> What needs to be done: Transcribe each line of the material as it is, and drop any picture.

> Data provided:
■ ■ ■ ■

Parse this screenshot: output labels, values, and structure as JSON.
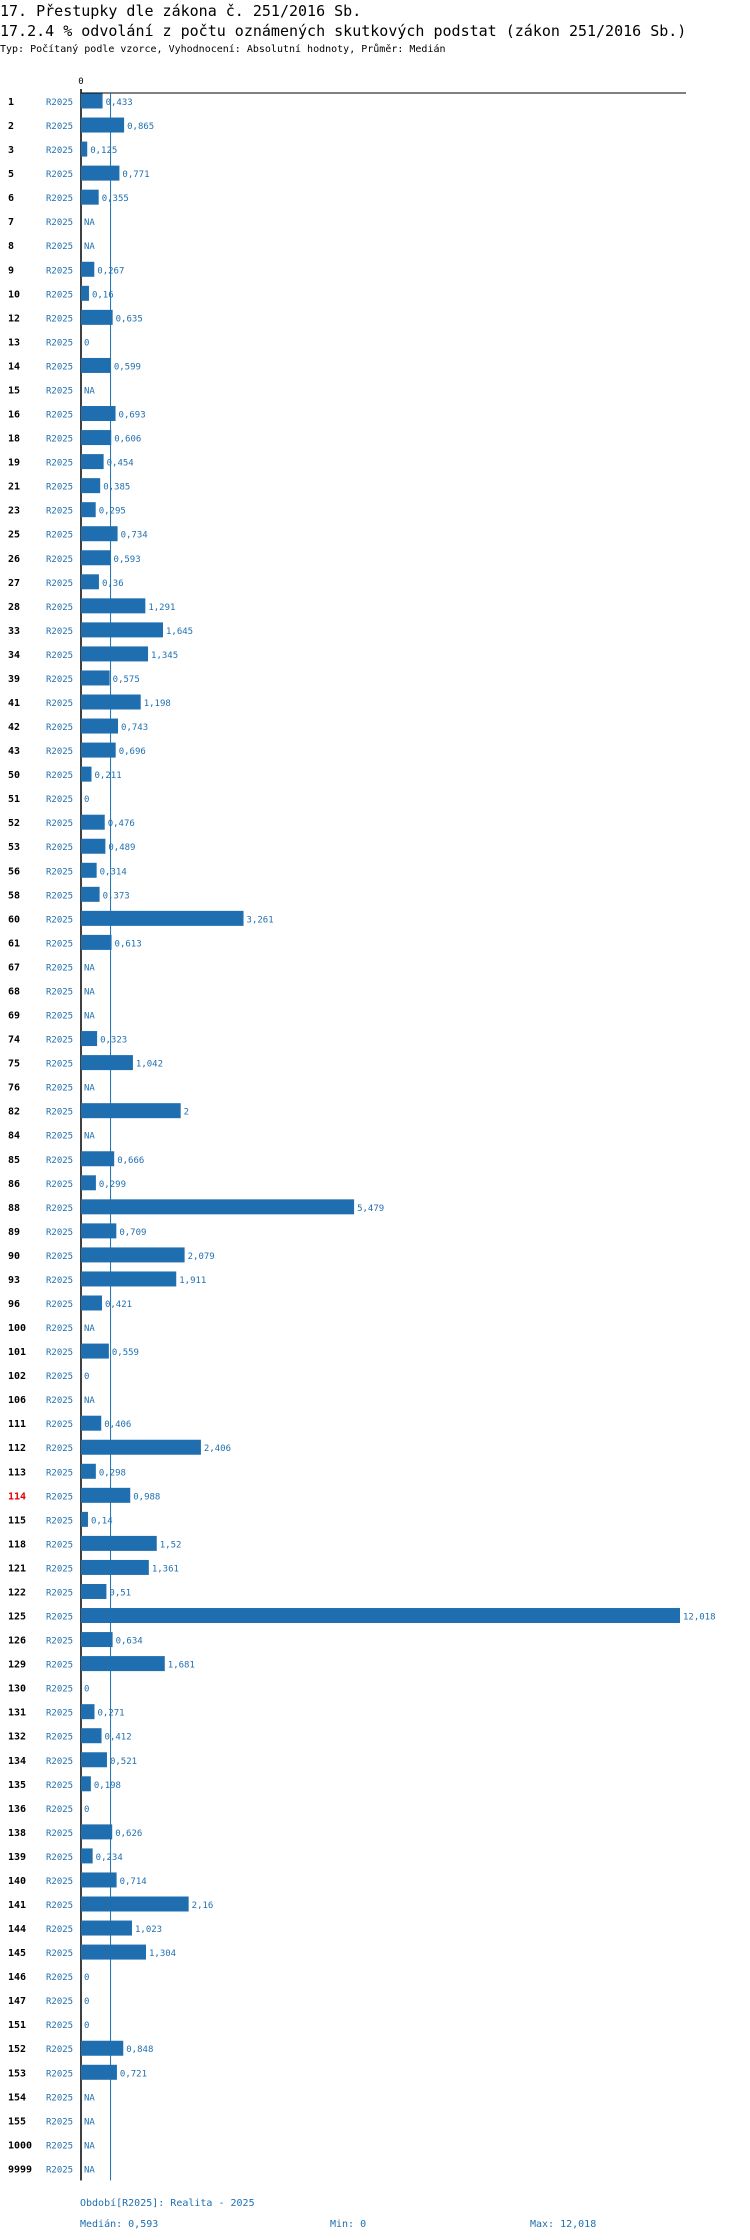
{
  "title_main": "17. Přestupky dle zákona č. 251/2016 Sb.",
  "title_sub": "17.2.4 % odvolání z počtu oznámených skutkových podstat (zákon 251/2016 Sb.)",
  "subtitle": "Typ: Počítaný podle vzorce, Vyhodnocení: Absolutní hodnoty, Průměr: Medián",
  "footer": {
    "period": "Období[R2025]: Realita - 2025",
    "median": "Medián: 0,593",
    "min": "Min: 0",
    "max": "Max: 12,018"
  },
  "colors": {
    "bar": "#1f6fb0",
    "label": "#1f6fb0",
    "highlight": "#e00000",
    "median_line": "#1f6fb0"
  },
  "chart_data": {
    "type": "bar",
    "orientation": "horizontal",
    "axis_zero_label": "0",
    "series_label": "R2025",
    "median": 0.593,
    "min": 0,
    "max": 12.018,
    "highlight_category": "114",
    "rows": [
      {
        "cat": "1",
        "value": 0.433,
        "label": "0,433"
      },
      {
        "cat": "2",
        "value": 0.865,
        "label": "0,865"
      },
      {
        "cat": "3",
        "value": 0.125,
        "label": "0,125"
      },
      {
        "cat": "5",
        "value": 0.771,
        "label": "0,771"
      },
      {
        "cat": "6",
        "value": 0.355,
        "label": "0,355"
      },
      {
        "cat": "7",
        "value": null,
        "label": "NA"
      },
      {
        "cat": "8",
        "value": null,
        "label": "NA"
      },
      {
        "cat": "9",
        "value": 0.267,
        "label": "0,267"
      },
      {
        "cat": "10",
        "value": 0.16,
        "label": "0,16"
      },
      {
        "cat": "12",
        "value": 0.635,
        "label": "0,635"
      },
      {
        "cat": "13",
        "value": 0,
        "label": "0"
      },
      {
        "cat": "14",
        "value": 0.599,
        "label": "0,599"
      },
      {
        "cat": "15",
        "value": null,
        "label": "NA"
      },
      {
        "cat": "16",
        "value": 0.693,
        "label": "0,693"
      },
      {
        "cat": "18",
        "value": 0.606,
        "label": "0,606"
      },
      {
        "cat": "19",
        "value": 0.454,
        "label": "0,454"
      },
      {
        "cat": "21",
        "value": 0.385,
        "label": "0,385"
      },
      {
        "cat": "23",
        "value": 0.295,
        "label": "0,295"
      },
      {
        "cat": "25",
        "value": 0.734,
        "label": "0,734"
      },
      {
        "cat": "26",
        "value": 0.593,
        "label": "0,593"
      },
      {
        "cat": "27",
        "value": 0.36,
        "label": "0,36"
      },
      {
        "cat": "28",
        "value": 1.291,
        "label": "1,291"
      },
      {
        "cat": "33",
        "value": 1.645,
        "label": "1,645"
      },
      {
        "cat": "34",
        "value": 1.345,
        "label": "1,345"
      },
      {
        "cat": "39",
        "value": 0.575,
        "label": "0,575"
      },
      {
        "cat": "41",
        "value": 1.198,
        "label": "1,198"
      },
      {
        "cat": "42",
        "value": 0.743,
        "label": "0,743"
      },
      {
        "cat": "43",
        "value": 0.696,
        "label": "0,696"
      },
      {
        "cat": "50",
        "value": 0.211,
        "label": "0,211"
      },
      {
        "cat": "51",
        "value": 0,
        "label": "0"
      },
      {
        "cat": "52",
        "value": 0.476,
        "label": "0,476"
      },
      {
        "cat": "53",
        "value": 0.489,
        "label": "0,489"
      },
      {
        "cat": "56",
        "value": 0.314,
        "label": "0,314"
      },
      {
        "cat": "58",
        "value": 0.373,
        "label": "0,373"
      },
      {
        "cat": "60",
        "value": 3.261,
        "label": "3,261"
      },
      {
        "cat": "61",
        "value": 0.613,
        "label": "0,613"
      },
      {
        "cat": "67",
        "value": null,
        "label": "NA"
      },
      {
        "cat": "68",
        "value": null,
        "label": "NA"
      },
      {
        "cat": "69",
        "value": null,
        "label": "NA"
      },
      {
        "cat": "74",
        "value": 0.323,
        "label": "0,323"
      },
      {
        "cat": "75",
        "value": 1.042,
        "label": "1,042"
      },
      {
        "cat": "76",
        "value": null,
        "label": "NA"
      },
      {
        "cat": "82",
        "value": 2,
        "label": "2"
      },
      {
        "cat": "84",
        "value": null,
        "label": "NA"
      },
      {
        "cat": "85",
        "value": 0.666,
        "label": "0,666"
      },
      {
        "cat": "86",
        "value": 0.299,
        "label": "0,299"
      },
      {
        "cat": "88",
        "value": 5.479,
        "label": "5,479"
      },
      {
        "cat": "89",
        "value": 0.709,
        "label": "0,709"
      },
      {
        "cat": "90",
        "value": 2.079,
        "label": "2,079"
      },
      {
        "cat": "93",
        "value": 1.911,
        "label": "1,911"
      },
      {
        "cat": "96",
        "value": 0.421,
        "label": "0,421"
      },
      {
        "cat": "100",
        "value": null,
        "label": "NA"
      },
      {
        "cat": "101",
        "value": 0.559,
        "label": "0,559"
      },
      {
        "cat": "102",
        "value": 0,
        "label": "0"
      },
      {
        "cat": "106",
        "value": null,
        "label": "NA"
      },
      {
        "cat": "111",
        "value": 0.406,
        "label": "0,406"
      },
      {
        "cat": "112",
        "value": 2.406,
        "label": "2,406"
      },
      {
        "cat": "113",
        "value": 0.298,
        "label": "0,298"
      },
      {
        "cat": "114",
        "value": 0.988,
        "label": "0,988"
      },
      {
        "cat": "115",
        "value": 0.14,
        "label": "0,14"
      },
      {
        "cat": "118",
        "value": 1.52,
        "label": "1,52"
      },
      {
        "cat": "121",
        "value": 1.361,
        "label": "1,361"
      },
      {
        "cat": "122",
        "value": 0.51,
        "label": "0,51"
      },
      {
        "cat": "125",
        "value": 12.018,
        "label": "12,018"
      },
      {
        "cat": "126",
        "value": 0.634,
        "label": "0,634"
      },
      {
        "cat": "129",
        "value": 1.681,
        "label": "1,681"
      },
      {
        "cat": "130",
        "value": 0,
        "label": "0"
      },
      {
        "cat": "131",
        "value": 0.271,
        "label": "0,271"
      },
      {
        "cat": "132",
        "value": 0.412,
        "label": "0,412"
      },
      {
        "cat": "134",
        "value": 0.521,
        "label": "0,521"
      },
      {
        "cat": "135",
        "value": 0.198,
        "label": "0,198"
      },
      {
        "cat": "136",
        "value": 0,
        "label": "0"
      },
      {
        "cat": "138",
        "value": 0.626,
        "label": "0,626"
      },
      {
        "cat": "139",
        "value": 0.234,
        "label": "0,234"
      },
      {
        "cat": "140",
        "value": 0.714,
        "label": "0,714"
      },
      {
        "cat": "141",
        "value": 2.16,
        "label": "2,16"
      },
      {
        "cat": "144",
        "value": 1.023,
        "label": "1,023"
      },
      {
        "cat": "145",
        "value": 1.304,
        "label": "1,304"
      },
      {
        "cat": "146",
        "value": 0,
        "label": "0"
      },
      {
        "cat": "147",
        "value": 0,
        "label": "0"
      },
      {
        "cat": "151",
        "value": 0,
        "label": "0"
      },
      {
        "cat": "152",
        "value": 0.848,
        "label": "0,848"
      },
      {
        "cat": "153",
        "value": 0.721,
        "label": "0,721"
      },
      {
        "cat": "154",
        "value": null,
        "label": "NA"
      },
      {
        "cat": "155",
        "value": null,
        "label": "NA"
      },
      {
        "cat": "1000",
        "value": null,
        "label": "NA"
      },
      {
        "cat": "9999",
        "value": null,
        "label": "NA"
      }
    ]
  }
}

■ ■ ■ ■

> Answer to the exercise:
Parse this screenshot: output labels, values, and structure as JSON.
{
  "title_main": "17. Přestupky dle zákona č. 251/2016 Sb.",
  "title_sub": "17.2.4 % odvolání z počtu oznámených skutkových podstat (zákon 251/2016 Sb.)",
  "subtitle": "Typ: Počítaný podle vzorce, Vyhodnocení: Absolutní hodnoty, Průměr: Medián",
  "footer": {
    "period": "Období[R2025]: Realita - 2025",
    "median": "Medián: 0,593",
    "min": "Min: 0",
    "max": "Max: 12,018"
  },
  "colors": {
    "bar": "#1f6fb0",
    "label": "#1f6fb0",
    "highlight": "#e00000",
    "median_line": "#1f6fb0"
  },
  "chart_data": {
    "type": "bar",
    "orientation": "horizontal",
    "axis_zero_label": "0",
    "series_label": "R2025",
    "median": 0.593,
    "min": 0,
    "max": 12.018,
    "highlight_category": "114",
    "rows": [
      {
        "cat": "1",
        "value": 0.433,
        "label": "0,433"
      },
      {
        "cat": "2",
        "value": 0.865,
        "label": "0,865"
      },
      {
        "cat": "3",
        "value": 0.125,
        "label": "0,125"
      },
      {
        "cat": "5",
        "value": 0.771,
        "label": "0,771"
      },
      {
        "cat": "6",
        "value": 0.355,
        "label": "0,355"
      },
      {
        "cat": "7",
        "value": null,
        "label": "NA"
      },
      {
        "cat": "8",
        "value": null,
        "label": "NA"
      },
      {
        "cat": "9",
        "value": 0.267,
        "label": "0,267"
      },
      {
        "cat": "10",
        "value": 0.16,
        "label": "0,16"
      },
      {
        "cat": "12",
        "value": 0.635,
        "label": "0,635"
      },
      {
        "cat": "13",
        "value": 0,
        "label": "0"
      },
      {
        "cat": "14",
        "value": 0.599,
        "label": "0,599"
      },
      {
        "cat": "15",
        "value": null,
        "label": "NA"
      },
      {
        "cat": "16",
        "value": 0.693,
        "label": "0,693"
      },
      {
        "cat": "18",
        "value": 0.606,
        "label": "0,606"
      },
      {
        "cat": "19",
        "value": 0.454,
        "label": "0,454"
      },
      {
        "cat": "21",
        "value": 0.385,
        "label": "0,385"
      },
      {
        "cat": "23",
        "value": 0.295,
        "label": "0,295"
      },
      {
        "cat": "25",
        "value": 0.734,
        "label": "0,734"
      },
      {
        "cat": "26",
        "value": 0.593,
        "label": "0,593"
      },
      {
        "cat": "27",
        "value": 0.36,
        "label": "0,36"
      },
      {
        "cat": "28",
        "value": 1.291,
        "label": "1,291"
      },
      {
        "cat": "33",
        "value": 1.645,
        "label": "1,645"
      },
      {
        "cat": "34",
        "value": 1.345,
        "label": "1,345"
      },
      {
        "cat": "39",
        "value": 0.575,
        "label": "0,575"
      },
      {
        "cat": "41",
        "value": 1.198,
        "label": "1,198"
      },
      {
        "cat": "42",
        "value": 0.743,
        "label": "0,743"
      },
      {
        "cat": "43",
        "value": 0.696,
        "label": "0,696"
      },
      {
        "cat": "50",
        "value": 0.211,
        "label": "0,211"
      },
      {
        "cat": "51",
        "value": 0,
        "label": "0"
      },
      {
        "cat": "52",
        "value": 0.476,
        "label": "0,476"
      },
      {
        "cat": "53",
        "value": 0.489,
        "label": "0,489"
      },
      {
        "cat": "56",
        "value": 0.314,
        "label": "0,314"
      },
      {
        "cat": "58",
        "value": 0.373,
        "label": "0,373"
      },
      {
        "cat": "60",
        "value": 3.261,
        "label": "3,261"
      },
      {
        "cat": "61",
        "value": 0.613,
        "label": "0,613"
      },
      {
        "cat": "67",
        "value": null,
        "label": "NA"
      },
      {
        "cat": "68",
        "value": null,
        "label": "NA"
      },
      {
        "cat": "69",
        "value": null,
        "label": "NA"
      },
      {
        "cat": "74",
        "value": 0.323,
        "label": "0,323"
      },
      {
        "cat": "75",
        "value": 1.042,
        "label": "1,042"
      },
      {
        "cat": "76",
        "value": null,
        "label": "NA"
      },
      {
        "cat": "82",
        "value": 2,
        "label": "2"
      },
      {
        "cat": "84",
        "value": null,
        "label": "NA"
      },
      {
        "cat": "85",
        "value": 0.666,
        "label": "0,666"
      },
      {
        "cat": "86",
        "value": 0.299,
        "label": "0,299"
      },
      {
        "cat": "88",
        "value": 5.479,
        "label": "5,479"
      },
      {
        "cat": "89",
        "value": 0.709,
        "label": "0,709"
      },
      {
        "cat": "90",
        "value": 2.079,
        "label": "2,079"
      },
      {
        "cat": "93",
        "value": 1.911,
        "label": "1,911"
      },
      {
        "cat": "96",
        "value": 0.421,
        "label": "0,421"
      },
      {
        "cat": "100",
        "value": null,
        "label": "NA"
      },
      {
        "cat": "101",
        "value": 0.559,
        "label": "0,559"
      },
      {
        "cat": "102",
        "value": 0,
        "label": "0"
      },
      {
        "cat": "106",
        "value": null,
        "label": "NA"
      },
      {
        "cat": "111",
        "value": 0.406,
        "label": "0,406"
      },
      {
        "cat": "112",
        "value": 2.406,
        "label": "2,406"
      },
      {
        "cat": "113",
        "value": 0.298,
        "label": "0,298"
      },
      {
        "cat": "114",
        "value": 0.988,
        "label": "0,988"
      },
      {
        "cat": "115",
        "value": 0.14,
        "label": "0,14"
      },
      {
        "cat": "118",
        "value": 1.52,
        "label": "1,52"
      },
      {
        "cat": "121",
        "value": 1.361,
        "label": "1,361"
      },
      {
        "cat": "122",
        "value": 0.51,
        "label": "0,51"
      },
      {
        "cat": "125",
        "value": 12.018,
        "label": "12,018"
      },
      {
        "cat": "126",
        "value": 0.634,
        "label": "0,634"
      },
      {
        "cat": "129",
        "value": 1.681,
        "label": "1,681"
      },
      {
        "cat": "130",
        "value": 0,
        "label": "0"
      },
      {
        "cat": "131",
        "value": 0.271,
        "label": "0,271"
      },
      {
        "cat": "132",
        "value": 0.412,
        "label": "0,412"
      },
      {
        "cat": "134",
        "value": 0.521,
        "label": "0,521"
      },
      {
        "cat": "135",
        "value": 0.198,
        "label": "0,198"
      },
      {
        "cat": "136",
        "value": 0,
        "label": "0"
      },
      {
        "cat": "138",
        "value": 0.626,
        "label": "0,626"
      },
      {
        "cat": "139",
        "value": 0.234,
        "label": "0,234"
      },
      {
        "cat": "140",
        "value": 0.714,
        "label": "0,714"
      },
      {
        "cat": "141",
        "value": 2.16,
        "label": "2,16"
      },
      {
        "cat": "144",
        "value": 1.023,
        "label": "1,023"
      },
      {
        "cat": "145",
        "value": 1.304,
        "label": "1,304"
      },
      {
        "cat": "146",
        "value": 0,
        "label": "0"
      },
      {
        "cat": "147",
        "value": 0,
        "label": "0"
      },
      {
        "cat": "151",
        "value": 0,
        "label": "0"
      },
      {
        "cat": "152",
        "value": 0.848,
        "label": "0,848"
      },
      {
        "cat": "153",
        "value": 0.721,
        "label": "0,721"
      },
      {
        "cat": "154",
        "value": null,
        "label": "NA"
      },
      {
        "cat": "155",
        "value": null,
        "label": "NA"
      },
      {
        "cat": "1000",
        "value": null,
        "label": "NA"
      },
      {
        "cat": "9999",
        "value": null,
        "label": "NA"
      }
    ]
  }
}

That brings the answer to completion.